┌──

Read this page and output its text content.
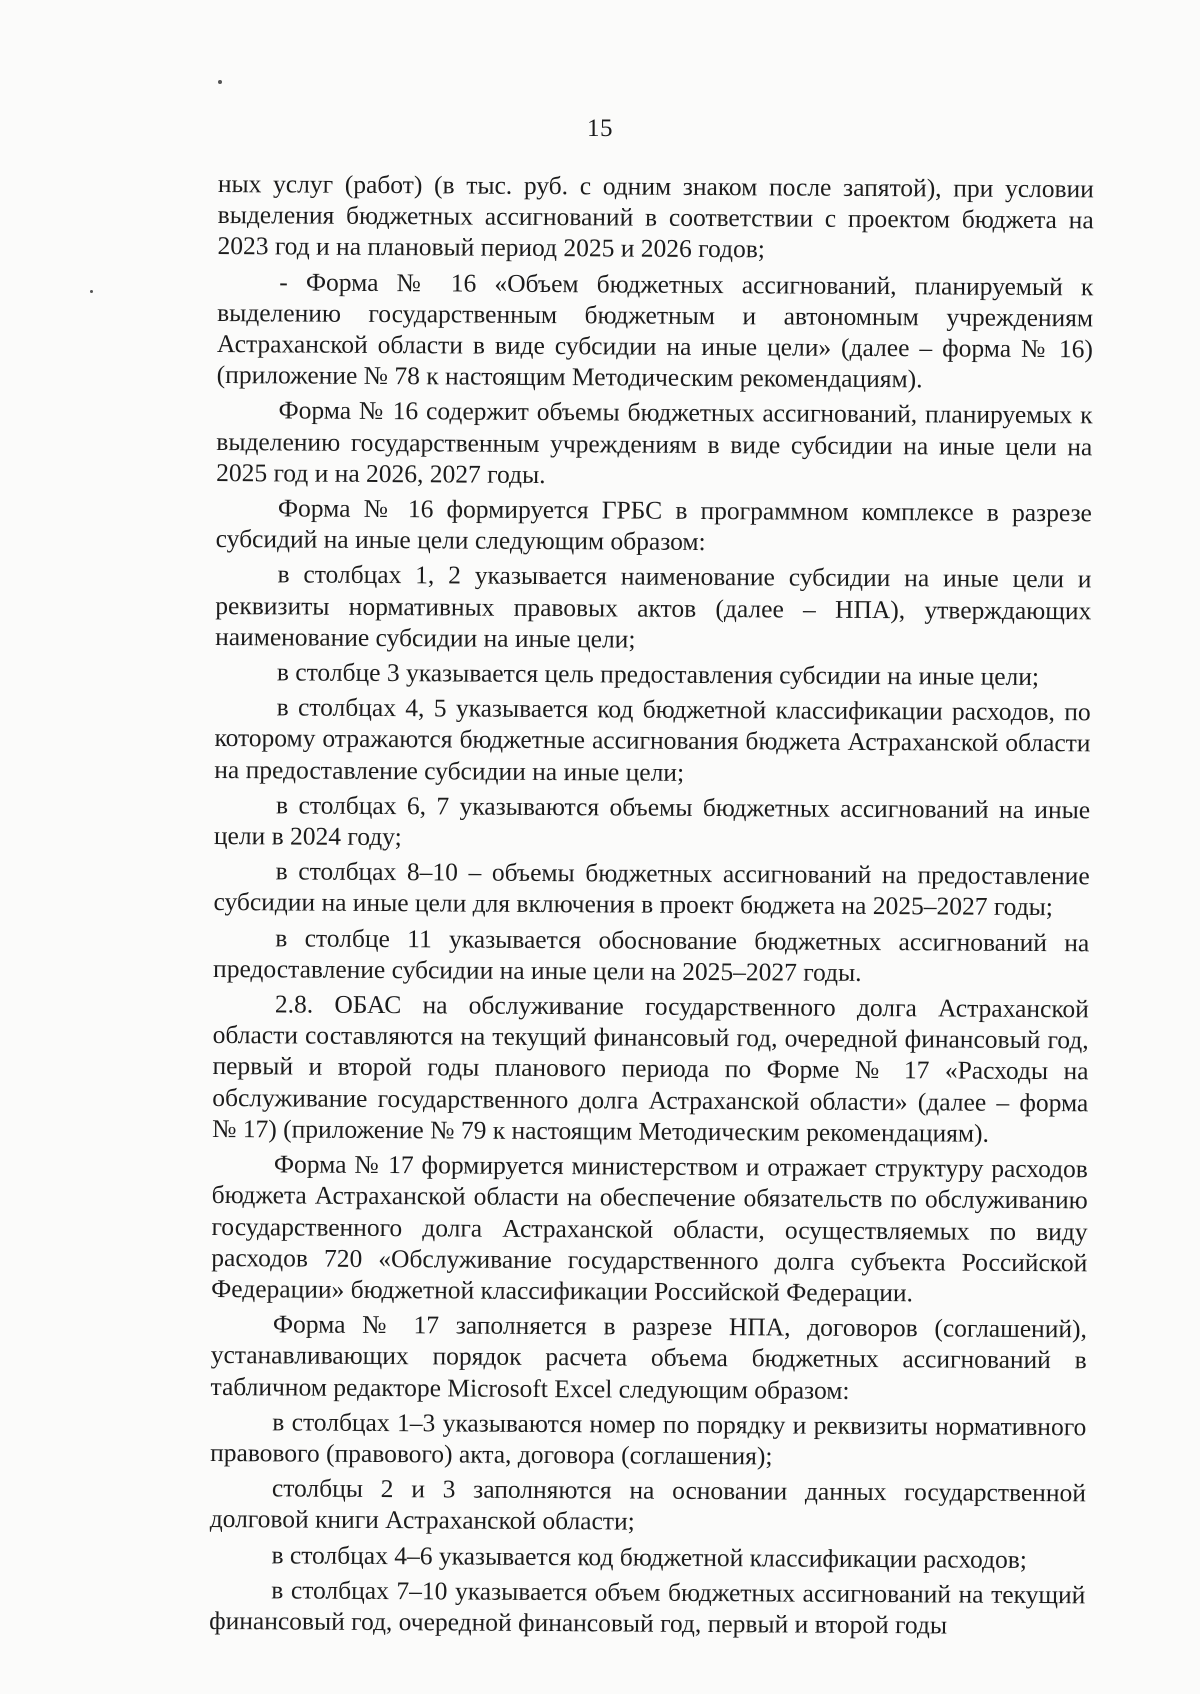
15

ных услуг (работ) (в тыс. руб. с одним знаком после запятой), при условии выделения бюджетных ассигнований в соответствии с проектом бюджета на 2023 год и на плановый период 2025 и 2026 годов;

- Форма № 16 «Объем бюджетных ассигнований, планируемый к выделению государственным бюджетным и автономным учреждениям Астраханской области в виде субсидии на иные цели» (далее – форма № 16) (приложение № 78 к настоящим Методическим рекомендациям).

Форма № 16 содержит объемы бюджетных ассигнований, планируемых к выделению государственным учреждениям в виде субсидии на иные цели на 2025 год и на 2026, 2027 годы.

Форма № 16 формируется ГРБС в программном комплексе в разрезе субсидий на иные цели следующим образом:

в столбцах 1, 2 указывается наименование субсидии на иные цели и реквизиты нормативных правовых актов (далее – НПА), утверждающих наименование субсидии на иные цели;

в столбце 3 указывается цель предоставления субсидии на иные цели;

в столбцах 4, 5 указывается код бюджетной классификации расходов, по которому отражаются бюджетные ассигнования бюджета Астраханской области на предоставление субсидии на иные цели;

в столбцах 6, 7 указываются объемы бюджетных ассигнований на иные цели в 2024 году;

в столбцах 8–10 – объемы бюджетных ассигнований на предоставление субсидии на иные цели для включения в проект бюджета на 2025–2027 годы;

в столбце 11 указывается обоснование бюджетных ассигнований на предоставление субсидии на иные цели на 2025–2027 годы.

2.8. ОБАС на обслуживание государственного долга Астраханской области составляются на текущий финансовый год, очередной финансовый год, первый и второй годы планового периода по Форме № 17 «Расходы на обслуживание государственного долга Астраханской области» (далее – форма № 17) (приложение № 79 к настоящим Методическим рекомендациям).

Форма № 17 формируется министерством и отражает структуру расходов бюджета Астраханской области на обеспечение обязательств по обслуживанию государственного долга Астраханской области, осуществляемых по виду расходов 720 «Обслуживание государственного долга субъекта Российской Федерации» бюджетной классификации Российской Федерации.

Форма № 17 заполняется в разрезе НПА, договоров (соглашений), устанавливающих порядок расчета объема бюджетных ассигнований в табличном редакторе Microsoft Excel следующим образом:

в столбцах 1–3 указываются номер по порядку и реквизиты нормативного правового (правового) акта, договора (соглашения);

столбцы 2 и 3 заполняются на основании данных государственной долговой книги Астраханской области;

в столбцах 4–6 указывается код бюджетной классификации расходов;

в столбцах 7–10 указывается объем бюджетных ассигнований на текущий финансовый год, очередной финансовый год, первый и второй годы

└──
┌──

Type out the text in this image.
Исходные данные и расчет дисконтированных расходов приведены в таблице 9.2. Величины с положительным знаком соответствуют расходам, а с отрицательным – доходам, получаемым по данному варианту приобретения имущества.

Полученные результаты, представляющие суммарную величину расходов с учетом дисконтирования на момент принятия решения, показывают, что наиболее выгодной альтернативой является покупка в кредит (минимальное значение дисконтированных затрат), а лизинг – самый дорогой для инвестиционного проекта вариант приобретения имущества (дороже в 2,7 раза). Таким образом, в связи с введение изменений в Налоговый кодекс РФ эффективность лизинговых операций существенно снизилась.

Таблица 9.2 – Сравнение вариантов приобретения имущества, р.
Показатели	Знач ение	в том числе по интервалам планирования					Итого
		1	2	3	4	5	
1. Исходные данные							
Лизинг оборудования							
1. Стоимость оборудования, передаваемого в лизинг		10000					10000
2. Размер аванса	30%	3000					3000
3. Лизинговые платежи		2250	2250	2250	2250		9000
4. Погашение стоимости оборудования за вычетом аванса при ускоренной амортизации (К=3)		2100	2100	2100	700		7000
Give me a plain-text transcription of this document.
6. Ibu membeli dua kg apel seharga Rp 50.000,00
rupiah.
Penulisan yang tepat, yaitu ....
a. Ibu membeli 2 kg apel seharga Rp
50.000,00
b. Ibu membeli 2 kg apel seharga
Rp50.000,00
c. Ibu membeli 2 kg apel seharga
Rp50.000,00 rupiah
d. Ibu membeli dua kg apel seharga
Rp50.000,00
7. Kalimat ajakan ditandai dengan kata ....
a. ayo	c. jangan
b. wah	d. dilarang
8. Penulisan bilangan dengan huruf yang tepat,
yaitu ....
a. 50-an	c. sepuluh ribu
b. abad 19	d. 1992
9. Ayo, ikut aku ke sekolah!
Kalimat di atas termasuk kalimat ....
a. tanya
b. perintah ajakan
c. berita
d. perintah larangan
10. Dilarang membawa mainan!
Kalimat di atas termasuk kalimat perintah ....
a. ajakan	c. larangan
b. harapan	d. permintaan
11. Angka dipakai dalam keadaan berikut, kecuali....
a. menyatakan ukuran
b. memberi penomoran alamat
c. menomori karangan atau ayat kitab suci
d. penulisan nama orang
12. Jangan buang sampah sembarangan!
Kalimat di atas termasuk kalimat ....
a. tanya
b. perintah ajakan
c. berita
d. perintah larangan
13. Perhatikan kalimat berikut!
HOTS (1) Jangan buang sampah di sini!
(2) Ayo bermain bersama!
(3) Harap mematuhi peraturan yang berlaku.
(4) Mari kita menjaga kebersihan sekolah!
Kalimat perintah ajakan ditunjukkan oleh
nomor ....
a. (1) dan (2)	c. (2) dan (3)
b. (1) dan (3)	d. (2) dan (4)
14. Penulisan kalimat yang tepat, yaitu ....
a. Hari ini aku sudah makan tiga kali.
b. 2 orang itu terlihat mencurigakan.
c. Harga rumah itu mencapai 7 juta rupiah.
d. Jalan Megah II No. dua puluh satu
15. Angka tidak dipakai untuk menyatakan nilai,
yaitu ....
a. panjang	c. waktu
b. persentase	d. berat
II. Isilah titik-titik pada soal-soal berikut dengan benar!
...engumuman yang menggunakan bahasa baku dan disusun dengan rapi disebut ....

└──

Where a line holds "yang", copy that line.

Penulisan yang tepat, yaitu ....
8. Penulisan bilangan dengan huruf yang tepat,
(3) Harap mematuhi peraturan yang berlaku.
14. Penulisan kalimat yang tepat, yaitu ....
...engumuman yang menggunakan bahasa baku dan disusun dengan rapi disebut ....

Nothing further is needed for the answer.